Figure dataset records

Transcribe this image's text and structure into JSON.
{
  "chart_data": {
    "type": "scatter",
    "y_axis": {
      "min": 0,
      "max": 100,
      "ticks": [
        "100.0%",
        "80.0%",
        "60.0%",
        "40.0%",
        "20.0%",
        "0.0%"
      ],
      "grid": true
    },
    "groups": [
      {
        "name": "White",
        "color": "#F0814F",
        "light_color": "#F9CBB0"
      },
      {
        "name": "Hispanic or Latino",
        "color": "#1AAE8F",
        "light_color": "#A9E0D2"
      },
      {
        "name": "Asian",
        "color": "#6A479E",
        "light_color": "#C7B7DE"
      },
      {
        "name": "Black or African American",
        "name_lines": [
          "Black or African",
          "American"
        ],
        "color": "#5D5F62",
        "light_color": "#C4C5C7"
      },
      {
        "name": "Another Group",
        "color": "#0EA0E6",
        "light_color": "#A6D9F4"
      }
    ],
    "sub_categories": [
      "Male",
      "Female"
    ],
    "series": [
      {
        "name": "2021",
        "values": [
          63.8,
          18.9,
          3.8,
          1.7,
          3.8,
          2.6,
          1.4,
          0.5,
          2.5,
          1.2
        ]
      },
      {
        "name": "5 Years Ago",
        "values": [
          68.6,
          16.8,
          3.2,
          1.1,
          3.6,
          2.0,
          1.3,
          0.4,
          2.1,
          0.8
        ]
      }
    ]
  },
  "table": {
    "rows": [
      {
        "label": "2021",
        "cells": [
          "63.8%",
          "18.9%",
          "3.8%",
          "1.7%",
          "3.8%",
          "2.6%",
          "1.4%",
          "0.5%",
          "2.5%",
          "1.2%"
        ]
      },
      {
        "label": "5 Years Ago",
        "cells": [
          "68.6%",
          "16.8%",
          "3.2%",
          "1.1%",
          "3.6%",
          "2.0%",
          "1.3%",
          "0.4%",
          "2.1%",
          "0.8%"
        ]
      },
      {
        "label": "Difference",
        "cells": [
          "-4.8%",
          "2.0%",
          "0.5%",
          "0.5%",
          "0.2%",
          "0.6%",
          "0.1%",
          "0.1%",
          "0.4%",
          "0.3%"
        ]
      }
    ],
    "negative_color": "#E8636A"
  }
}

§ **Stated exercise**:
Reproduce every line of the data verbatim.

§ **Final answer**:
Transcribe this image's text and structure into JSON.
{
  "chart_data": {
    "type": "scatter",
    "y_axis": {
      "min": 0,
      "max": 100,
      "ticks": [
        "100.0%",
        "80.0%",
        "60.0%",
        "40.0%",
        "20.0%",
        "0.0%"
      ],
      "grid": true
    },
    "groups": [
      {
        "name": "White",
        "color": "#F0814F",
        "light_color": "#F9CBB0"
      },
      {
        "name": "Hispanic or Latino",
        "color": "#1AAE8F",
        "light_color": "#A9E0D2"
      },
      {
        "name": "Asian",
        "color": "#6A479E",
        "light_color": "#C7B7DE"
      },
      {
        "name": "Black or African American",
        "name_lines": [
          "Black or African",
          "American"
        ],
        "color": "#5D5F62",
        "light_color": "#C4C5C7"
      },
      {
        "name": "Another Group",
        "color": "#0EA0E6",
        "light_color": "#A6D9F4"
      }
    ],
    "sub_categories": [
      "Male",
      "Female"
    ],
    "series": [
      {
        "name": "2021",
        "values": [
          63.8,
          18.9,
          3.8,
          1.7,
          3.8,
          2.6,
          1.4,
          0.5,
          2.5,
          1.2
        ]
      },
      {
        "name": "5 Years Ago",
        "values": [
          68.6,
          16.8,
          3.2,
          1.1,
          3.6,
          2.0,
          1.3,
          0.4,
          2.1,
          0.8
        ]
      }
    ]
  },
  "table": {
    "rows": [
      {
        "label": "2021",
        "cells": [
          "63.8%",
          "18.9%",
          "3.8%",
          "1.7%",
          "3.8%",
          "2.6%",
          "1.4%",
          "0.5%",
          "2.5%",
          "1.2%"
        ]
      },
      {
        "label": "5 Years Ago",
        "cells": [
          "68.6%",
          "16.8%",
          "3.2%",
          "1.1%",
          "3.6%",
          "2.0%",
          "1.3%",
          "0.4%",
          "2.1%",
          "0.8%"
        ]
      },
      {
        "label": "Difference",
        "cells": [
          "-4.8%",
          "2.0%",
          "0.5%",
          "0.5%",
          "0.2%",
          "0.6%",
          "0.1%",
          "0.1%",
          "0.4%",
          "0.3%"
        ]
      }
    ],
    "negative_color": "#E8636A"
  }
}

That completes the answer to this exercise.